#### [Required work]
Retype the records below, character for character, starting at the line that contains "y-tick-4: + 4 xyxy=(288,127,310,141)" and stopping after the line that contains "label-x: X xyxy=(364,179,374,194)".

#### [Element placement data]
=-=-=-=-=
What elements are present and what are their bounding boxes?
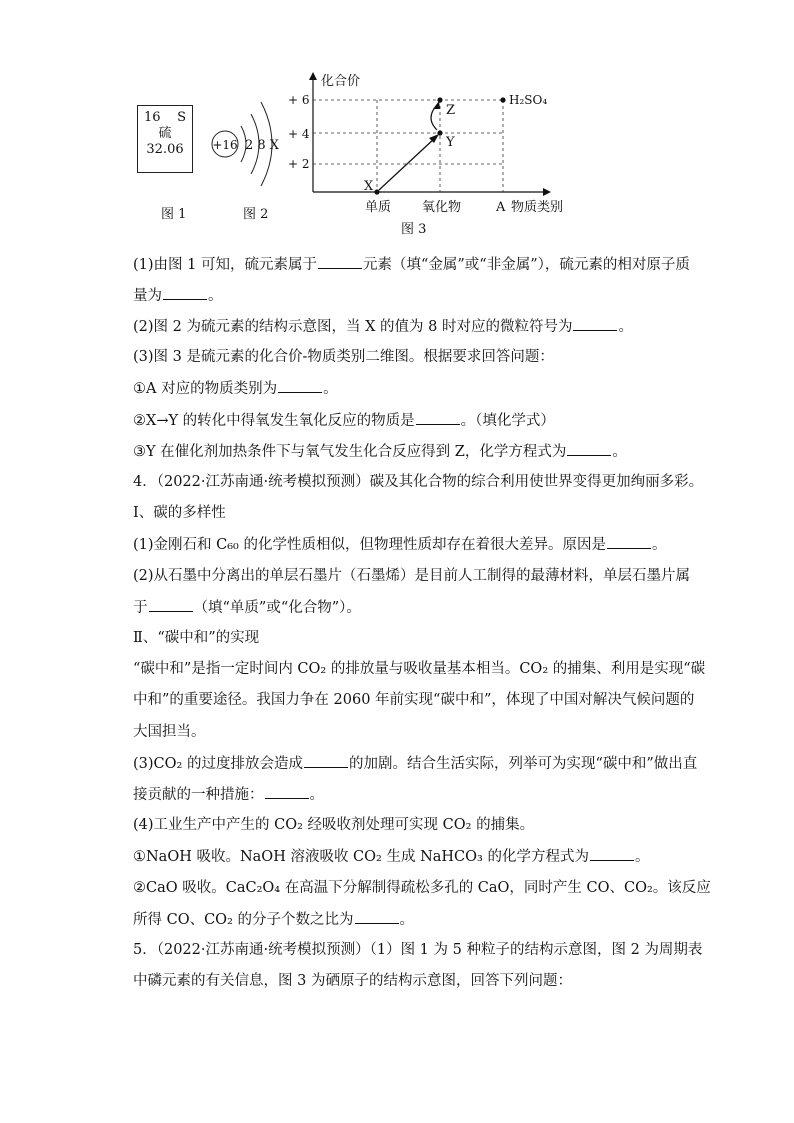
y-tick-4: + 4 xyxy=(288,127,310,141)
label-z: Z xyxy=(446,103,456,118)
answer-blank[interactable] xyxy=(304,753,348,768)
text-segment: 。（填化学式） xyxy=(460,413,555,429)
text-segment: (1)由图 1 可知，硫元素属于 xyxy=(133,257,317,273)
text-segment: 。 xyxy=(651,537,667,553)
text-line xyxy=(133,846,649,867)
text-segment: 中和”的重要途径。我国力争在 2060 年前实现“碳中和”，体现了中国对解决气候问题的 xyxy=(133,692,695,708)
x-category-element: 单质 xyxy=(365,200,392,215)
text-line xyxy=(133,784,324,805)
text-line xyxy=(133,722,206,742)
label-x: X xyxy=(364,179,374,194)
text-segment: Ⅰ、碳的多样性 xyxy=(133,505,226,521)
point-z xyxy=(437,97,442,102)
x-axis-label: 物质类别 xyxy=(511,200,564,215)
text-segment: 。 xyxy=(208,288,223,304)
text-line xyxy=(133,878,711,898)
text-segment: ①NaOH 吸收。NaOH 溶液吸收 CO₂ 生成 NaHCO₃ 的化学方程式为 xyxy=(133,849,589,865)
text-segment: 所得 CO、CO₂ 的分子个数之比为 xyxy=(133,912,354,928)
x-category-oxide: 氧化物 xyxy=(422,200,462,215)
answer-blank[interactable] xyxy=(355,909,399,924)
text-line xyxy=(133,472,703,492)
answer-blank[interactable] xyxy=(265,784,309,799)
answer-blank[interactable] xyxy=(318,254,362,269)
text-segment: (2)图 2 为硫元素的结构示意图，当 X 的值为 8 时对应的微粒符号为 xyxy=(133,319,573,335)
text-line xyxy=(133,815,534,835)
point-h2so4 xyxy=(500,97,505,102)
answer-blank[interactable] xyxy=(607,534,651,549)
shell-electrons: 2 8 X xyxy=(245,138,280,153)
text-segment: 的加剧。结合生活实际，列举可为实现“碳中和”做出直 xyxy=(348,756,698,772)
point-x xyxy=(374,189,379,194)
answer-blank[interactable] xyxy=(416,410,460,425)
text-segment: 。 xyxy=(618,319,633,335)
text-segment: 量为 xyxy=(133,288,162,304)
text-segment: 元素（填“金属”或“非金属”），硫元素的相对原子质 xyxy=(362,257,690,273)
figure3-caption: 图 3 xyxy=(401,222,427,237)
figure1-caption: 图 1 xyxy=(161,207,187,222)
text-segment: 于 xyxy=(133,600,148,616)
text-line xyxy=(133,534,666,555)
y-axis-arrow xyxy=(309,72,317,80)
text-line xyxy=(133,285,223,306)
text-segment: ②CaO 吸收。CaC₂O₄ 在高温下分解制得疏松多孔的 CaO，同时产生 CO、CO₂。该反应 xyxy=(133,880,711,896)
text-segment: “碳中和”是指一定时间内 CO₂ 的排放量与吸收量基本相当。CO₂ 的捕集、利用是实现“碳 xyxy=(133,661,706,677)
text-line xyxy=(133,254,690,275)
element-symbol: S xyxy=(177,110,186,125)
text-line xyxy=(133,566,690,586)
element-name: 硫 xyxy=(158,126,172,141)
text-line xyxy=(133,597,361,618)
text-line xyxy=(133,347,554,367)
x-category-a: A xyxy=(496,200,506,215)
answer-blank[interactable] xyxy=(149,597,193,612)
text-line xyxy=(133,378,338,399)
text-line xyxy=(133,753,697,774)
y-tick-6: + 6 xyxy=(288,93,310,107)
text-segment: 。 xyxy=(323,381,338,397)
answer-blank[interactable] xyxy=(163,285,207,300)
text-line xyxy=(133,971,572,991)
text-segment: 。 xyxy=(309,787,324,803)
text-line xyxy=(133,316,633,337)
text-segment: (4)工业生产中产生的 CO₂ 经吸收剂处理可实现 CO₂ 的捕集。 xyxy=(133,817,535,833)
text-line xyxy=(133,441,627,462)
label-y: Y xyxy=(446,135,455,150)
text-line xyxy=(133,628,259,648)
text-segment: ②X→Y 的转化中得氧发生氧化反应的物质是 xyxy=(133,413,415,429)
answer-blank[interactable] xyxy=(567,441,611,456)
text-segment: Ⅱ、“碳中和”的实现 xyxy=(133,630,260,646)
y-tick-2: + 2 xyxy=(288,157,310,171)
text-segment: ③Y 在催化剂加热条件下与氧气发生化合反应得到 Z，化学方程式为 xyxy=(133,444,567,460)
text-segment: (3)图 3 是硫元素的化合价-物质类别二维图。根据要求回答问题： xyxy=(133,349,554,365)
label-h2so4: H₂SO₄ xyxy=(509,93,548,107)
text-segment: （填“单质”或“化合物”）。 xyxy=(193,600,361,616)
text-line xyxy=(133,690,694,710)
text-segment: 中磷元素的有关信息，图 3 为硒原子的结构示意图，回答下列问题： xyxy=(133,973,572,989)
figure2-caption: 图 2 xyxy=(243,207,269,222)
answer-blank[interactable] xyxy=(590,846,634,861)
arrow-y-to-z-head xyxy=(433,101,440,109)
text-line xyxy=(133,940,702,960)
text-segment: 大国担当。 xyxy=(133,724,206,740)
atomic-number: 16 xyxy=(144,110,161,125)
text-line xyxy=(133,909,414,930)
text-segment: 4．（2022·江苏南通·统考模拟预测）碳及其化合物的综合利用使世界变得更加绚丽多彩。 xyxy=(133,474,704,490)
answer-blank[interactable] xyxy=(278,378,322,393)
text-segment: ①A 对应的物质类别为 xyxy=(133,381,278,397)
text-segment: 接贡献的一种措施： xyxy=(133,787,264,803)
text-segment: 。 xyxy=(399,912,414,928)
text-segment: (2)从石墨中分离出的单层石墨片（石墨烯）是目前人工制得的最薄材料，单层石墨片属 xyxy=(133,568,691,584)
text-line xyxy=(133,659,705,679)
atomic-mass: 32.06 xyxy=(146,142,184,157)
text-line xyxy=(133,503,226,523)
x-axis-arrow xyxy=(543,188,551,196)
text-segment: 。 xyxy=(612,444,627,460)
valence-category-chart xyxy=(285,72,585,237)
text-segment: 。 xyxy=(634,849,650,865)
nucleus-label: +16 xyxy=(212,138,238,152)
answer-blank[interactable] xyxy=(573,316,617,331)
text-segment: (3)CO₂ 的过度排放会造成 xyxy=(133,756,303,772)
element-card xyxy=(137,105,193,173)
element-card-top xyxy=(138,110,192,126)
text-segment: 5．（2022·江苏南通·统考模拟预测）（1）图 1 为 5 种粒子的结构示意图，图 2 为周期表 xyxy=(133,942,703,958)
atom-structure-diagram xyxy=(205,92,285,192)
text-line xyxy=(133,410,555,431)
y-axis-label: 化合价 xyxy=(321,74,361,89)
text-segment: (1)金刚石和 C₆₀ 的化学性质相似，但物理性质却存在着很大差异。原因是 xyxy=(133,537,606,553)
=-=-=-=-=
#### [The solution]
y-tick-4: + 4 xyxy=(288,127,310,141)
label-z: Z xyxy=(446,103,456,118)
answer-blank[interactable] xyxy=(304,753,348,768)
text-segment: 。（填化学式） xyxy=(460,413,555,429)
text-segment: (1)由图 1 可知，硫元素属于 xyxy=(133,257,317,273)
text-segment: 。 xyxy=(651,537,667,553)
text-line xyxy=(133,846,649,867)
text-segment: 中和”的重要途径。我国力争在 2060 年前实现“碳中和”，体现了中国对解决气候问题的 xyxy=(133,692,695,708)
x-category-element: 单质 xyxy=(365,200,392,215)
text-line xyxy=(133,784,324,805)
text-line xyxy=(133,722,206,742)
label-x: X xyxy=(364,179,374,194)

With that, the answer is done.